-- Start --

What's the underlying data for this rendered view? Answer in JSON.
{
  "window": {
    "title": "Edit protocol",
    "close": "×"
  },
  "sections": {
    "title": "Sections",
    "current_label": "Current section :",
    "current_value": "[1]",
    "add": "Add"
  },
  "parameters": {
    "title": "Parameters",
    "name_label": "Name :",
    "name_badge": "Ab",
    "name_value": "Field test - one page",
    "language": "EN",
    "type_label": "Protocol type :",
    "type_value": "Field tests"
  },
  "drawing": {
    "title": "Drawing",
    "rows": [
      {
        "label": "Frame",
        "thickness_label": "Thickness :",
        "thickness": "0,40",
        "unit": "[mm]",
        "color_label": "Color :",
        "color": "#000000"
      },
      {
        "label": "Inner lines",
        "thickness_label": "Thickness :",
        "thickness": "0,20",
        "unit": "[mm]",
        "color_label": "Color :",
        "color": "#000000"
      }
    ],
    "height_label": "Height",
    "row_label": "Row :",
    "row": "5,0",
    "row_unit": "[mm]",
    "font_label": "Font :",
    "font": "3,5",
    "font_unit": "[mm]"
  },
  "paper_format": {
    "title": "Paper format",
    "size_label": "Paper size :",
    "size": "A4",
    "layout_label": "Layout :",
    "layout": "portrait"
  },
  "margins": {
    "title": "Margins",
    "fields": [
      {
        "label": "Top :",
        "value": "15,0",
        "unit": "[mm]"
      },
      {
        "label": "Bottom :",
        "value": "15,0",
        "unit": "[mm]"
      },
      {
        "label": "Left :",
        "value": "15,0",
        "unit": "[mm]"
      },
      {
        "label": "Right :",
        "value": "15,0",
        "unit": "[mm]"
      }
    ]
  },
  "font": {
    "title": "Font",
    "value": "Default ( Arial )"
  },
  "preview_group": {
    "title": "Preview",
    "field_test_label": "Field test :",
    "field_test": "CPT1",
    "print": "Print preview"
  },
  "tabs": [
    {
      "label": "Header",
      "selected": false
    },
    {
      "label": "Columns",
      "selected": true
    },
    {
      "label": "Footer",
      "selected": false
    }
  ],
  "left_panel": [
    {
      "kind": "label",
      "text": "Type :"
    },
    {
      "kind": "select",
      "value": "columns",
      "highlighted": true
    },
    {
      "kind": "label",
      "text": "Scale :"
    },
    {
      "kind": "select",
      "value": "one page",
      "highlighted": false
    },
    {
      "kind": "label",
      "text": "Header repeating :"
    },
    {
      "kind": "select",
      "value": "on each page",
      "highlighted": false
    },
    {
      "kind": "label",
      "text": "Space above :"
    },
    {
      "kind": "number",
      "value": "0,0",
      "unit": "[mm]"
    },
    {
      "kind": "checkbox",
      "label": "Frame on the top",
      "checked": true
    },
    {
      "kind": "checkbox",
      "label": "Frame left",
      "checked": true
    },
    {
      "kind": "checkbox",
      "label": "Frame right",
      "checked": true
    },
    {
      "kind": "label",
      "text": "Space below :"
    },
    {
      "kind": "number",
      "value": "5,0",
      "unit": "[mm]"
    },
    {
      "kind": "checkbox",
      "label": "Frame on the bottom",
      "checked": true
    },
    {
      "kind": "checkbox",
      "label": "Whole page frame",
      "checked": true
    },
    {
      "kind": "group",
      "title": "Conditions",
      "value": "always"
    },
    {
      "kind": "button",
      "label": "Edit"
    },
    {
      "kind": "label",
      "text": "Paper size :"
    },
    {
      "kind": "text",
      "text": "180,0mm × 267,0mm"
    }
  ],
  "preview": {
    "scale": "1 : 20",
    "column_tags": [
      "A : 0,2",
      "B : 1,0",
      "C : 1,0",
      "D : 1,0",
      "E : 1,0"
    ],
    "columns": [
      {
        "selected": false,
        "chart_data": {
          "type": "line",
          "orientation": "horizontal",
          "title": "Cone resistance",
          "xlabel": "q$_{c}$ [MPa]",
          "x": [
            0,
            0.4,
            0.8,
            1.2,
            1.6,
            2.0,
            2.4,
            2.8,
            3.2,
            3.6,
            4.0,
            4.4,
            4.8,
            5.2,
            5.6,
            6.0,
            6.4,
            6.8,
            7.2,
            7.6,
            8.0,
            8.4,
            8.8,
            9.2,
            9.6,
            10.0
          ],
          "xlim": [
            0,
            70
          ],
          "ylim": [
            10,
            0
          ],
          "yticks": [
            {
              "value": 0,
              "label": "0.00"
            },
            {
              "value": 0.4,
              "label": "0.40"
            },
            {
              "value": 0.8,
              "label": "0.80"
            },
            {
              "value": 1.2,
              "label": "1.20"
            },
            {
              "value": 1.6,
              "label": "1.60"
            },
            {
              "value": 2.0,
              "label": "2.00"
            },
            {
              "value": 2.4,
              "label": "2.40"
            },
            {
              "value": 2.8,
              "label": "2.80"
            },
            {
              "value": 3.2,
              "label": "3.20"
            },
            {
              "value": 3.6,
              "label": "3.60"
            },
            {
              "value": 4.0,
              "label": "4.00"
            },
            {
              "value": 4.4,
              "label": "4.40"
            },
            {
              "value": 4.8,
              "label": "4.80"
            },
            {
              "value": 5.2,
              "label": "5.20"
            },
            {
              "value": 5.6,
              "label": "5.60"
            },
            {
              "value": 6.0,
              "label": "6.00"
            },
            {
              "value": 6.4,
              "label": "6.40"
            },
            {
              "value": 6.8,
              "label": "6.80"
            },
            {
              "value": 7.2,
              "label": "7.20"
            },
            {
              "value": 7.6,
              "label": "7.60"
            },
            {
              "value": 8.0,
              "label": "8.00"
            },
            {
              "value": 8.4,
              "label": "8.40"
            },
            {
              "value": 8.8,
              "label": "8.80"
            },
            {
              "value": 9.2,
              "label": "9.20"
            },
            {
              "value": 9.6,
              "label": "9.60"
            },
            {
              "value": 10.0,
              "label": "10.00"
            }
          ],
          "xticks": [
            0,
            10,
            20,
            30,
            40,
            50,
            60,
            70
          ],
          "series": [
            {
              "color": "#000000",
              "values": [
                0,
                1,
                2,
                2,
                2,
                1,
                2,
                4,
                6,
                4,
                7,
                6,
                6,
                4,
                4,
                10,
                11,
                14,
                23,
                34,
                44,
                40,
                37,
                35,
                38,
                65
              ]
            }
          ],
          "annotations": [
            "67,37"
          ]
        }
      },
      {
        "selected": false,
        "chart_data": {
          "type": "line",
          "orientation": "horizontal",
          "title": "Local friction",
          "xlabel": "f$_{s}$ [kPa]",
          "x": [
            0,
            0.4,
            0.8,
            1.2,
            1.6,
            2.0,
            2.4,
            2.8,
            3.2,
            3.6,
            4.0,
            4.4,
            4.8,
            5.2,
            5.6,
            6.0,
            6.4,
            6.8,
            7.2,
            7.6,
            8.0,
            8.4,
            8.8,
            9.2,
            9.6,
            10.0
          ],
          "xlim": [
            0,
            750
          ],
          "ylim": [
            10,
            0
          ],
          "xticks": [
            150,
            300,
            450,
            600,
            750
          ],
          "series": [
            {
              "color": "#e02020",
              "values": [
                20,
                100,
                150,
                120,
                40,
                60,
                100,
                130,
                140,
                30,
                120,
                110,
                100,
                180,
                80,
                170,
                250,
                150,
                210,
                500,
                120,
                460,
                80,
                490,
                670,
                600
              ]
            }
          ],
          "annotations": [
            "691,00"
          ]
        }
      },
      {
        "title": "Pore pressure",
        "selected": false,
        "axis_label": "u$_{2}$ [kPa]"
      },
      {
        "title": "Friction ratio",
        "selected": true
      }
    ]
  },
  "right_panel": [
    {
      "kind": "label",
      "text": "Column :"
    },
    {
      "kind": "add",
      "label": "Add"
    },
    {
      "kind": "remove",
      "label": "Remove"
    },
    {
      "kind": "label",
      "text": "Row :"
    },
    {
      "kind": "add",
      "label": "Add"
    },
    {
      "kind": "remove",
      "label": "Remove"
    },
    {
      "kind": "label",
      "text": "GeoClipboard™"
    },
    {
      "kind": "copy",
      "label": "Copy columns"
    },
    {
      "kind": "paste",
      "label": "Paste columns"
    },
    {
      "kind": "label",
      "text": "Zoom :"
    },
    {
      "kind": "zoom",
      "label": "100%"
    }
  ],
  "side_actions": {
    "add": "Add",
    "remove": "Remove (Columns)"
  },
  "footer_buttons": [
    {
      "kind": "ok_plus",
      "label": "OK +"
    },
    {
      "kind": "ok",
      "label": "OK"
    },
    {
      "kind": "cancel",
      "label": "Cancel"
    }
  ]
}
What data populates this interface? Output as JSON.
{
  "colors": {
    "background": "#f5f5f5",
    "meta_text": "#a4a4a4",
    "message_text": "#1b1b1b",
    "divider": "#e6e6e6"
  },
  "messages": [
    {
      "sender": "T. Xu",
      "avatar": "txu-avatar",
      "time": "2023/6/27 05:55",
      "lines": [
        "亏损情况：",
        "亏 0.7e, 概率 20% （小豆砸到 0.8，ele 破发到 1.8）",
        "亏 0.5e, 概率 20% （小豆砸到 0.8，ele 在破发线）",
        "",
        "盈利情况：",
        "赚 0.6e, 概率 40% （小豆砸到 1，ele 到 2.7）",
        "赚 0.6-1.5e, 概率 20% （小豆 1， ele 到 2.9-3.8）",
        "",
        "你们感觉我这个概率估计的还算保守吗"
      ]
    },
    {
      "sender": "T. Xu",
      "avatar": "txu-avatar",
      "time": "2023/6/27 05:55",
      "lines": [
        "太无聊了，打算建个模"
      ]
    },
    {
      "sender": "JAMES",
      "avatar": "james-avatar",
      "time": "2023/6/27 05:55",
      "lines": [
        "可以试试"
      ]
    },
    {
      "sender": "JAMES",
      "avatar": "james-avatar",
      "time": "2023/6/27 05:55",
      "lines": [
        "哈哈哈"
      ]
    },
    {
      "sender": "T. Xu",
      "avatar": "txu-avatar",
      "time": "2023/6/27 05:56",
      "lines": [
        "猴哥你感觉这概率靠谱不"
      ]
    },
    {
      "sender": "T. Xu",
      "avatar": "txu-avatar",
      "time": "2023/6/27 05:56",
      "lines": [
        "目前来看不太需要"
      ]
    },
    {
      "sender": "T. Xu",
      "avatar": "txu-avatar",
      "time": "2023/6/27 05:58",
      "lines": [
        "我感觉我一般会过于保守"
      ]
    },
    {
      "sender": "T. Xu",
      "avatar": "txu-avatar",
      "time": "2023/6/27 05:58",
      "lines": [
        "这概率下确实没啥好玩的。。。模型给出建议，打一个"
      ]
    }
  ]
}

-- End --

- Your task -
Look through the entries above and report each line where the string "What" occurs.

- Answer -
What's the underlying data for this rendered view? Answer in JSON.
What data populates this interface? Output as JSON.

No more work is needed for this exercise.